--- Start ---
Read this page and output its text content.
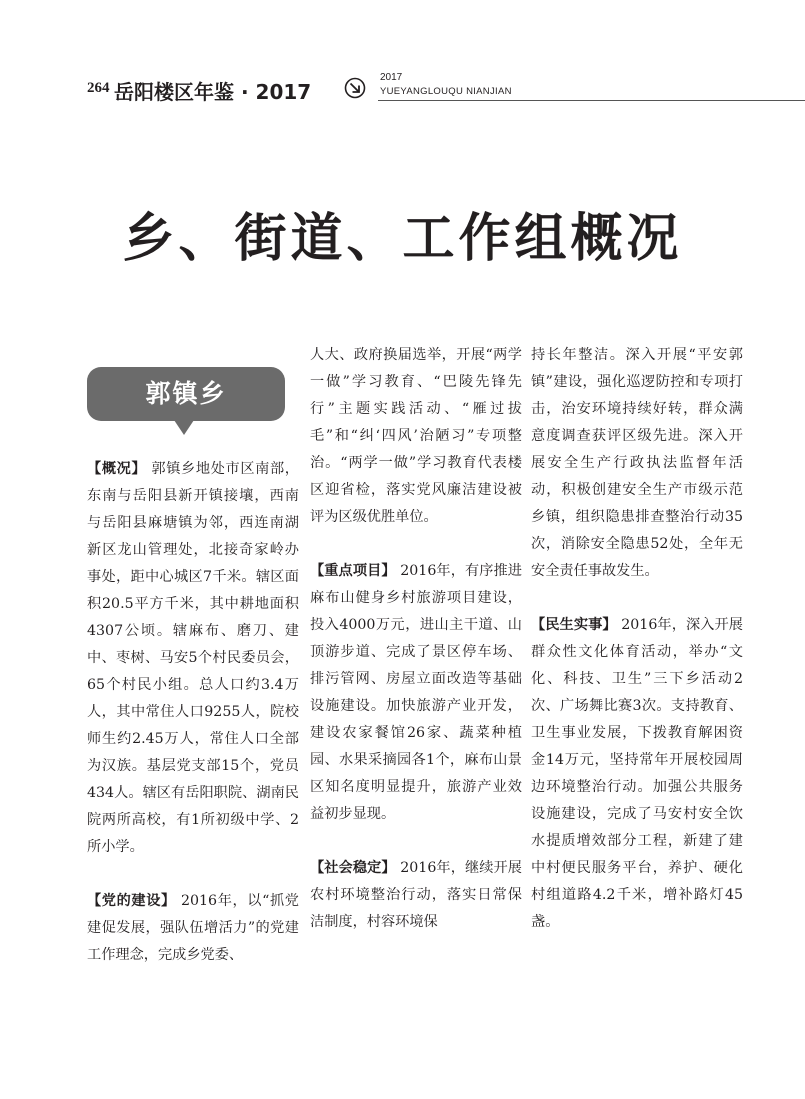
264 岳阳楼区年鉴 · 2017
2017
YUEYANGLOUQU NIANJIAN
乡、街道、工作组概况
郭镇乡

【概况】 郭镇乡地处市区南部，东南与岳阳县新开镇接壤，西南与岳阳县麻塘镇为邻，西连南湖新区龙山管理处，北接奇家岭办事处，距中心城区7千米。辖区面积20.5平方千米，其中耕地面积4307公顷。辖麻布、磨刀、建中、枣树、马安5个村民委员会，65个村民小组。总人口约3.4万人，其中常住人口9255人，院校师生约2.45万人，常住人口全部为汉族。基层党支部15个，党员434人。辖区有岳阳职院、湖南民院两所高校，有1所初级中学、2所小学。

【党的建设】 2016年，以“抓党建促发展，强队伍增活力”的党建工作理念，完成乡党委、

人大、政府换届选举，开展“两学一做”学习教育、“巴陵先锋先行”主题实践活动、“雁过拔毛”和“纠‘四风’治陋习”专项整治。“两学一做”学习教育代表楼区迎省检，落实党风廉洁建设被评为区级优胜单位。

【重点项目】 2016年，有序推进麻布山健身乡村旅游项目建设，投入4000万元，进山主干道、山顶游步道、完成了景区停车场、排污管网、房屋立面改造等基础设施建设。加快旅游产业开发，建设农家餐馆26家、蔬菜种植园、水果采摘园各1个，麻布山景区知名度明显提升，旅游产业效益初步显现。

【社会稳定】 2016年，继续开展农村环境整治行动，落实日常保洁制度，村容环境保

持长年整洁。深入开展“平安郭镇”建设，强化巡逻防控和专项打击，治安环境持续好转，群众满意度调查获评区级先进。深入开展安全生产行政执法监督年活动，积极创建安全生产市级示范乡镇，组织隐患排查整治行动35次，消除安全隐患52处，全年无安全责任事故发生。

【民生实事】 2016年，深入开展群众性文化体育活动，举办“文化、科技、卫生”三下乡活动2次、广场舞比赛3次。支持教育、卫生事业发展，下拨教育解困资金14万元，坚持常年开展校园周边环境整治行动。加强公共服务设施建设，完成了马安村安全饮水提质增效部分工程，新建了建中村便民服务平台，养护、硬化村组道路4.2千米，增补路灯45盏。
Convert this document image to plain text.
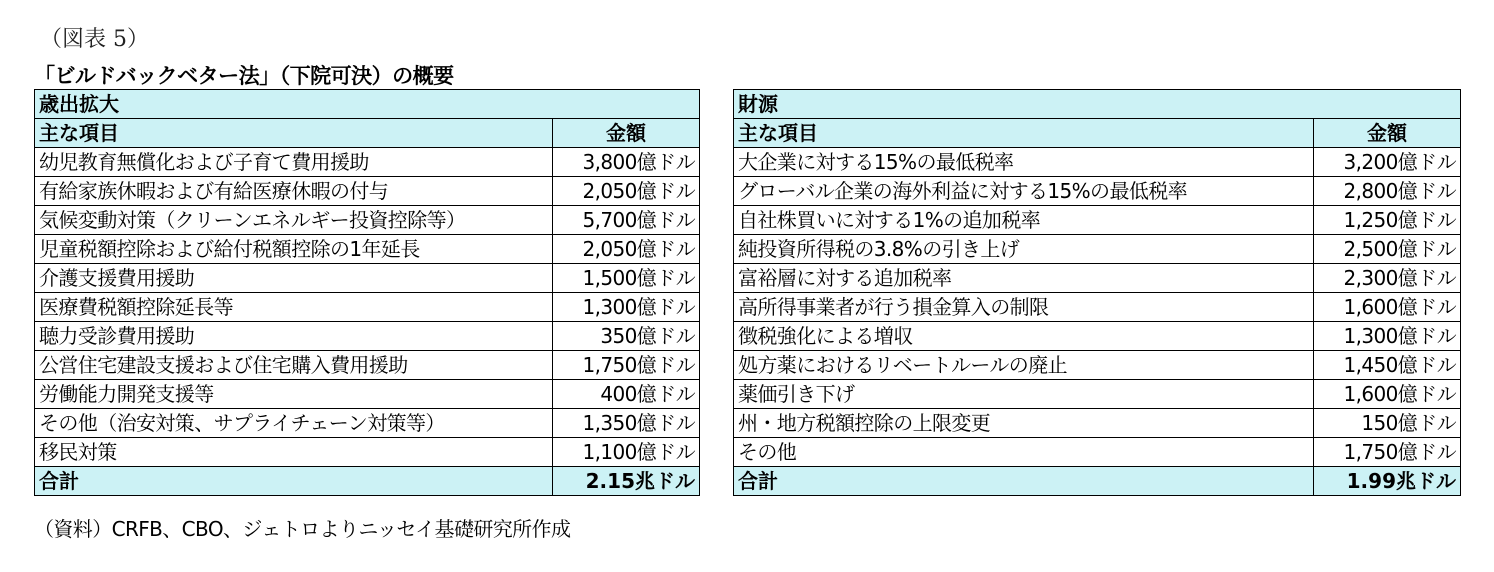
（図表 5）
「ビルドバックベター法」（下院可決）の概要
歳出拡大	
主な項目	金額
幼児教育無償化および子育て費用援助	3,800億ドル
有給家族休暇および有給医療休暇の付与	2,050億ドル
気候変動対策（クリーンエネルギー投資控除等）	5,700億ドル
児童税額控除および給付税額控除の1年延長	2,050億ドル
介護支援費用援助	1,500億ドル
医療費税額控除延長等	1,300億ドル
聴力受診費用援助	350億ドル
公営住宅建設支援および住宅購入費用援助	1,750億ドル
労働能力開発支援等	400億ドル
その他（治安対策、サプライチェーン対策等）	1,350億ドル
移民対策	1,100億ドル
合計	2.15兆ドル
財源	
主な項目	金額
大企業に対する15%の最低税率	3,200億ドル
グローバル企業の海外利益に対する15%の最低税率	2,800億ドル
自社株買いに対する1%の追加税率	1,250億ドル
純投資所得税の3.8%の引き上げ	2,500億ドル
富裕層に対する追加税率	2,300億ドル
高所得事業者が行う損金算入の制限	1,600億ドル
徴税強化による増収	1,300億ドル
処方薬におけるリベートルールの廃止	1,450億ドル
薬価引き下げ	1,600億ドル
州・地方税額控除の上限変更	150億ドル
その他	1,750億ドル
合計	1.99兆ドル
（資料）CRFB、CBO、ジェトロよりニッセイ基礎研究所作成
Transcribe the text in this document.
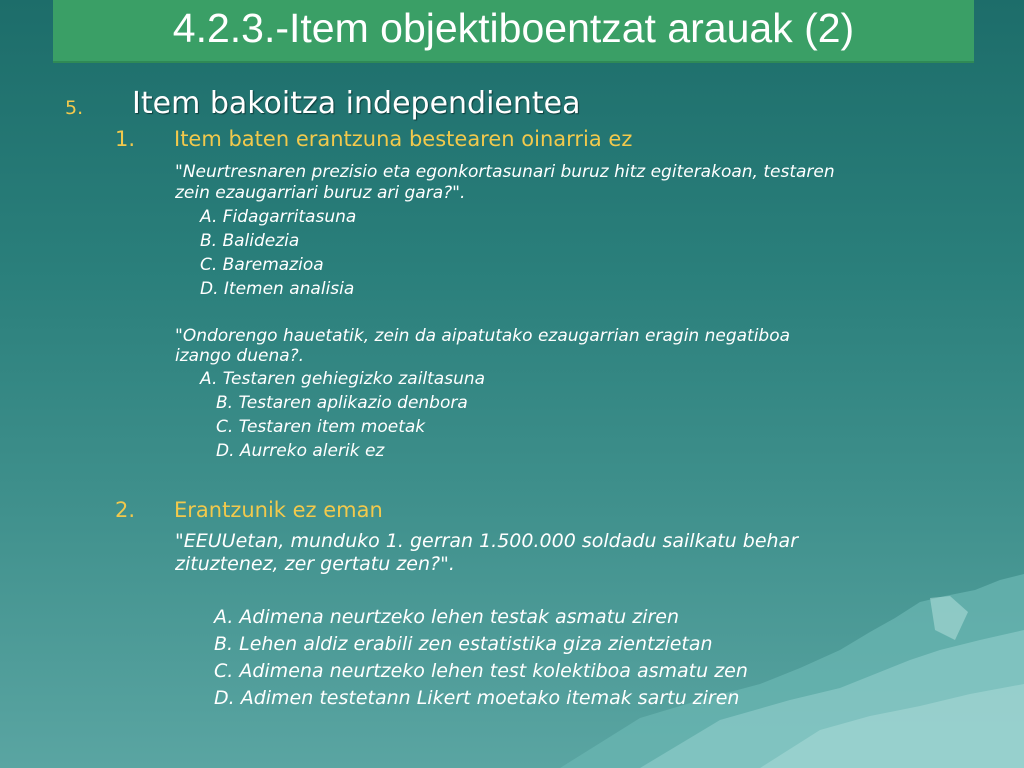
4.2.3.-Item objektiboentzat arauak (2)
5. Item bakoitza independientea
1. Item baten erantzuna bestearen oinarria ez
"Neurtresnaren prezisio eta egonkortasunari buruz hitz egiterakoan, testaren
zein ezaugarriari buruz ari gara?".
A. Fidagarritasuna
B. Balidezia
C. Baremazioa
D. Itemen analisia
"Ondorengo hauetatik, zein da aipatutako ezaugarrian eragin negatiboa
izango duena?.
A. Testaren gehiegizko zailtasuna
B. Testaren aplikazio denbora
C. Testaren item moetak
D. Aurreko alerik ez
2. Erantzunik ez eman
"EEUUetan, munduko 1. gerran 1.500.000 soldadu sailkatu behar
zituztenez, zer gertatu zen?".
A. Adimena neurtzeko lehen testak asmatu ziren
B. Lehen aldiz erabili zen estatistika giza zientzietan
C. Adimena neurtzeko lehen test kolektiboa asmatu zen
D. Adimen testetann Likert moetako itemak sartu ziren
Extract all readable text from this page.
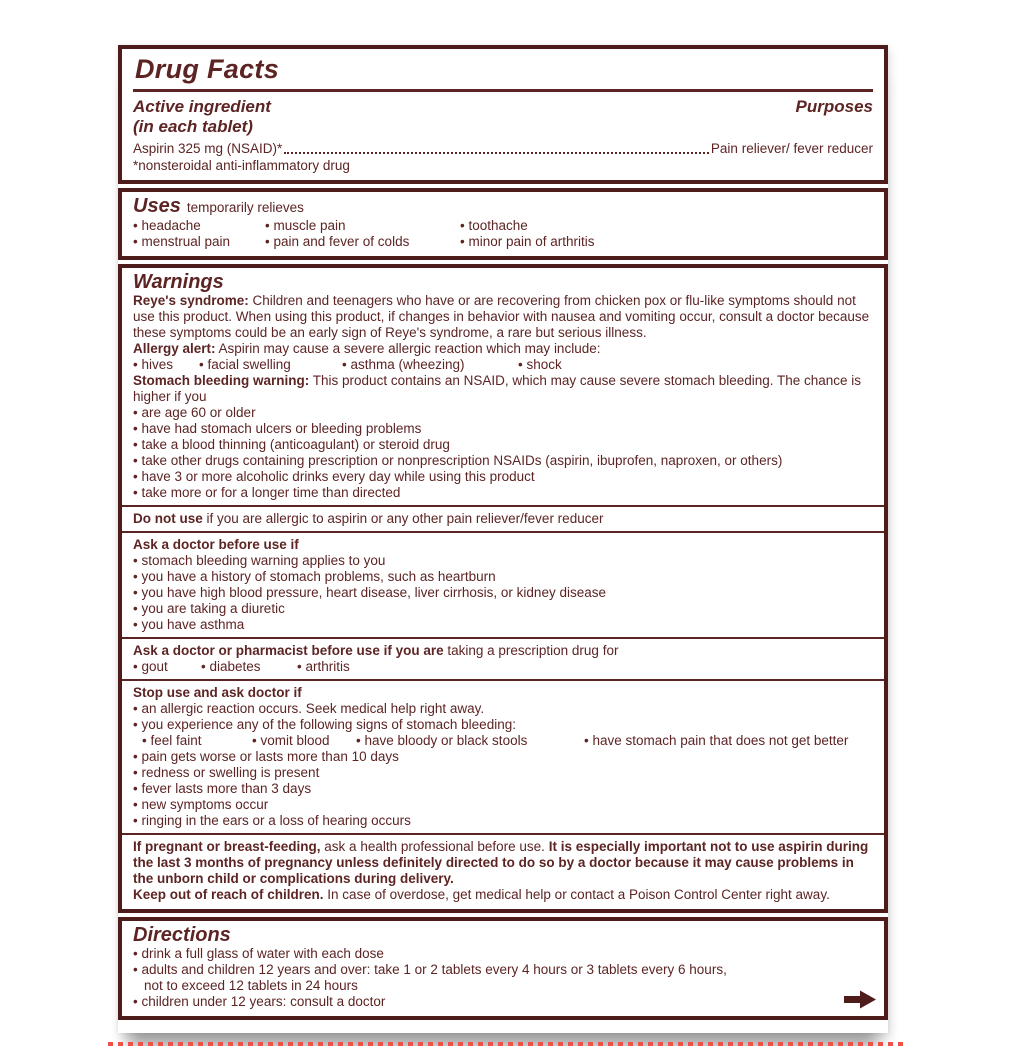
Drug Facts
Active ingredient
(in each tablet)
Purposes
Aspirin 325 mg (NSAID)*	Pain reliever/ fever reducer
*nonsteroidal anti-inflammatory drug
Uses temporarily relieves
• headache	• muscle pain	• toothache
• menstrual pain	• pain and fever of colds	• minor pain of arthritis
Warnings
Reye's syndrome: Children and teenagers who have or are recovering from chicken pox or flu-like symptoms should not use this product. When using this product, if changes in behavior with nausea and vomiting occur, consult a doctor because these symptoms could be an early sign of Reye's syndrome, a rare but serious illness.
Allergy alert: Aspirin may cause a severe allergic reaction which may include:
• hives	• facial swelling	• asthma (wheezing)	• shock
Stomach bleeding warning: This product contains an NSAID, which may cause severe stomach bleeding. The chance is higher if you
• are age 60 or older
• have had stomach ulcers or bleeding problems
• take a blood thinning (anticoagulant) or steroid drug
• take other drugs containing prescription or nonprescription NSAIDs (aspirin, ibuprofen, naproxen, or others)
• have 3 or more alcoholic drinks every day while using this product
• take more or for a longer time than directed
Do not use if you are allergic to aspirin or any other pain reliever/fever reducer
Ask a doctor before use if
• stomach bleeding warning applies to you
• you have a history of stomach problems, such as heartburn
• you have high blood pressure, heart disease, liver cirrhosis, or kidney disease
• you are taking a diuretic
• you have asthma
Ask a doctor or pharmacist before use if you are taking a prescription drug for
• gout	• diabetes	• arthritis
Stop use and ask doctor if
• an allergic reaction occurs. Seek medical help right away.
• you experience any of the following signs of stomach bleeding:
• feel faint	• vomit blood	• have bloody or black stools	• have stomach pain that does not get better
• pain gets worse or lasts more than 10 days
• redness or swelling is present
• fever lasts more than 3 days
• new symptoms occur
• ringing in the ears or a loss of hearing occurs
If pregnant or breast-feeding, ask a health professional before use. It is especially important not to use aspirin during the last 3 months of pregnancy unless definitely directed to do so by a doctor because it may cause problems in the unborn child or complications during delivery.
Keep out of reach of children. In case of overdose, get medical help or contact a Poison Control Center right away.
Directions
• drink a full glass of water with each dose
• adults and children 12 years and over: take 1 or 2 tablets every 4 hours or 3 tablets every 6 hours,
not to exceed 12 tablets in 24 hours
• children under 12 years: consult a doctor
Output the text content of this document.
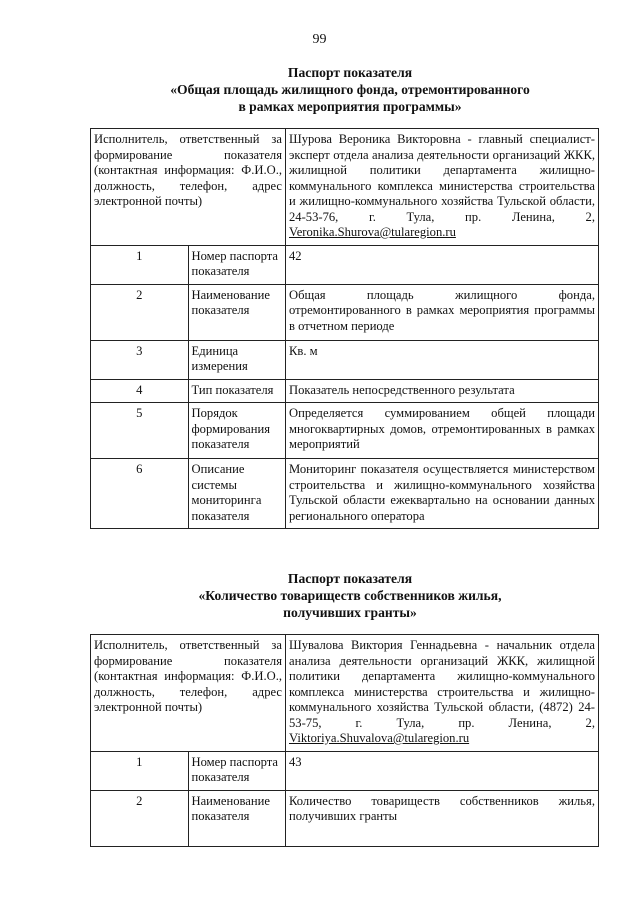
99
Паспорт показателя
«Общая площадь жилищного фонда, отремонтированного
в рамках мероприятия программы»
Исполнитель, ответственный за формирование показателя (контактная информация: Ф.И.О., должность, телефон, адрес электронной почты)		Шурова Вероника Викторовна - главный специалист-эксперт отдела анализа деятельности организаций ЖКК, жилищной политики департамента жилищно-коммунального комплекса министерства строительства и жилищно-коммунального хозяйства Тульской области, 24-53-76, г. Тула, пр. Ленина, 2, Veronika.Shurova@tularegion.ru
1	Номер паспорта показателя	42
2	Наименование показателя	Общая площадь жилищного фонда, отремонтированного в рамках мероприятия программы в отчетном периоде
3	Единица измерения	Кв. м
4	Тип показателя	Показатель непосредственного результата
5	Порядок формирования показателя	Определяется суммированием общей площади многоквартирных домов, отремонтированных в рамках мероприятий
6	Описание системы мониторинга показателя	Мониторинг показателя осуществляется министерством строительства и жилищно-коммунального хозяйства Тульской области ежеквартально на основании данных регионального оператора
Паспорт показателя
«Количество товариществ собственников жилья,
получивших гранты»
Исполнитель, ответственный за формирование показателя (контактная информация: Ф.И.О., должность, телефон, адрес электронной почты)		Шувалова Виктория Геннадьевна - начальник отдела анализа деятельности организаций ЖКК, жилищной политики департамента жилищно-коммунального комплекса министерства строительства и жилищно-коммунального хозяйства Тульской области, (4872) 24-53-75, г. Тула, пр. Ленина, 2, Viktoriya.Shuvalova@tularegion.ru
1	Номер паспорта показателя	43
2	Наименование показателя	Количество товариществ собственников жилья, получивших гранты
--- End ---
Goal of the exercise: Identify the lines in the entries that hold "контактная" and return each one.

Exercise answer:
Исполнитель, ответственный за формирование показателя (контактная информация: Ф.И.О., должность, телефон, адрес электронной почты)		Шурова Вероника Викторовна - главный специалист-эксперт отдела анализа деятельности организаций ЖКК, жилищной политики департамента жилищно-коммунального комплекса министерства строительства и жилищно-коммунального хозяйства Тульской области, 24-53-76, г. Тула, пр. Ленина, 2, Veronika.Shurova@tularegion.ru
Исполнитель, ответственный за формирование показателя (контактная информация: Ф.И.О., должность, телефон, адрес электронной почты)		Шувалова Виктория Геннадьевна - начальник отдела анализа деятельности организаций ЖКК, жилищной политики департамента жилищно-коммунального комплекса министерства строительства и жилищно-коммунального хозяйства Тульской области, (4872) 24-53-75, г. Тула, пр. Ленина, 2, Viktoriya.Shuvalova@tularegion.ru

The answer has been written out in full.